*Data section*.

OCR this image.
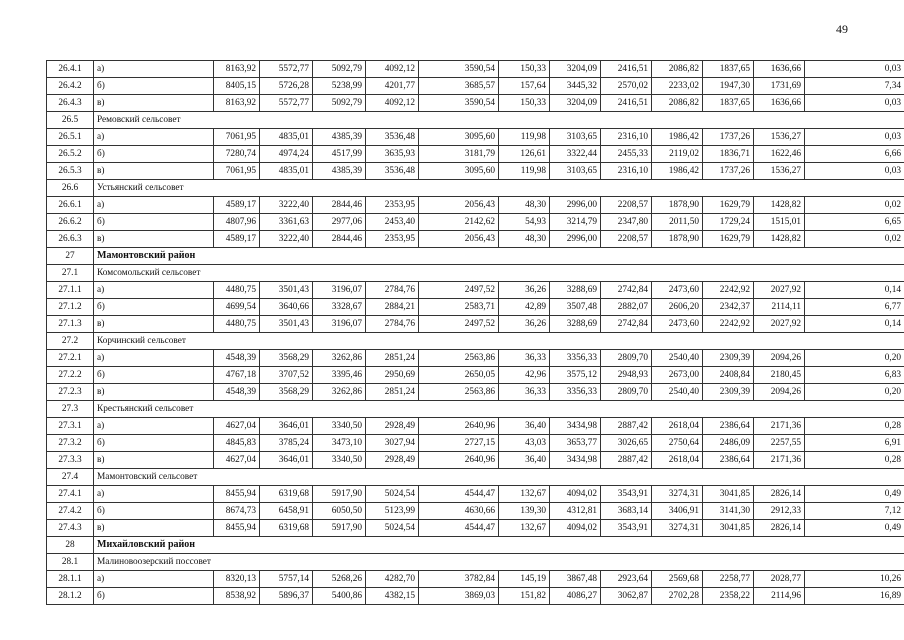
49
26.4.1	а)	8163,92	5572,77	5092,79	4092,12	3590,54	150,33	3204,09	2416,51	2086,82	1837,65	1636,66	0,03
26.4.2	б)	8405,15	5726,28	5238,99	4201,77	3685,57	157,64	3445,32	2570,02	2233,02	1947,30	1731,69	7,34
26.4.3	в)	8163,92	5572,77	5092,79	4092,12	3590,54	150,33	3204,09	2416,51	2086,82	1837,65	1636,66	0,03
26.5	Ремовский сельсовет												
26.5.1	а)	7061,95	4835,01	4385,39	3536,48	3095,60	119,98	3103,65	2316,10	1986,42	1737,26	1536,27	0,03
26.5.2	б)	7280,74	4974,24	4517,99	3635,93	3181,79	126,61	3322,44	2455,33	2119,02	1836,71	1622,46	6,66
26.5.3	в)	7061,95	4835,01	4385,39	3536,48	3095,60	119,98	3103,65	2316,10	1986,42	1737,26	1536,27	0,03
26.6	Устьянский сельсовет												
26.6.1	а)	4589,17	3222,40	2844,46	2353,95	2056,43	48,30	2996,00	2208,57	1878,90	1629,79	1428,82	0,02
26.6.2	б)	4807,96	3361,63	2977,06	2453,40	2142,62	54,93	3214,79	2347,80	2011,50	1729,24	1515,01	6,65
26.6.3	в)	4589,17	3222,40	2844,46	2353,95	2056,43	48,30	2996,00	2208,57	1878,90	1629,79	1428,82	0,02
27	Мамонтовский район												
27.1	Комсомольский сельсовет												
27.1.1	а)	4480,75	3501,43	3196,07	2784,76	2497,52	36,26	3288,69	2742,84	2473,60	2242,92	2027,92	0,14
27.1.2	б)	4699,54	3640,66	3328,67	2884,21	2583,71	42,89	3507,48	2882,07	2606,20	2342,37	2114,11	6,77
27.1.3	в)	4480,75	3501,43	3196,07	2784,76	2497,52	36,26	3288,69	2742,84	2473,60	2242,92	2027,92	0,14
27.2	Корчинский сельсовет												
27.2.1	а)	4548,39	3568,29	3262,86	2851,24	2563,86	36,33	3356,33	2809,70	2540,40	2309,39	2094,26	0,20
27.2.2	б)	4767,18	3707,52	3395,46	2950,69	2650,05	42,96	3575,12	2948,93	2673,00	2408,84	2180,45	6,83
27.2.3	в)	4548,39	3568,29	3262,86	2851,24	2563,86	36,33	3356,33	2809,70	2540,40	2309,39	2094,26	0,20
27.3	Крестьянский сельсовет												
27.3.1	а)	4627,04	3646,01	3340,50	2928,49	2640,96	36,40	3434,98	2887,42	2618,04	2386,64	2171,36	0,28
27.3.2	б)	4845,83	3785,24	3473,10	3027,94	2727,15	43,03	3653,77	3026,65	2750,64	2486,09	2257,55	6,91
27.3.3	в)	4627,04	3646,01	3340,50	2928,49	2640,96	36,40	3434,98	2887,42	2618,04	2386,64	2171,36	0,28
27.4	Мамонтовский сельсовет												
27.4.1	а)	8455,94	6319,68	5917,90	5024,54	4544,47	132,67	4094,02	3543,91	3274,31	3041,85	2826,14	0,49
27.4.2	б)	8674,73	6458,91	6050,50	5123,99	4630,66	139,30	4312,81	3683,14	3406,91	3141,30	2912,33	7,12
27.4.3	в)	8455,94	6319,68	5917,90	5024,54	4544,47	132,67	4094,02	3543,91	3274,31	3041,85	2826,14	0,49
28	Михайловский район												
28.1	Малиновоозерский поссовет												
28.1.1	а)	8320,13	5757,14	5268,26	4282,70	3782,84	145,19	3867,48	2923,64	2569,68	2258,77	2028,77	10,26
28.1.2	б)	8538,92	5896,37	5400,86	4382,15	3869,03	151,82	4086,27	3062,87	2702,28	2358,22	2114,96	16,89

*Task*.
Pick out each line that holds the string "район".

*Answer to this task*.
27	Мамонтовский район												
28	Михайловский район												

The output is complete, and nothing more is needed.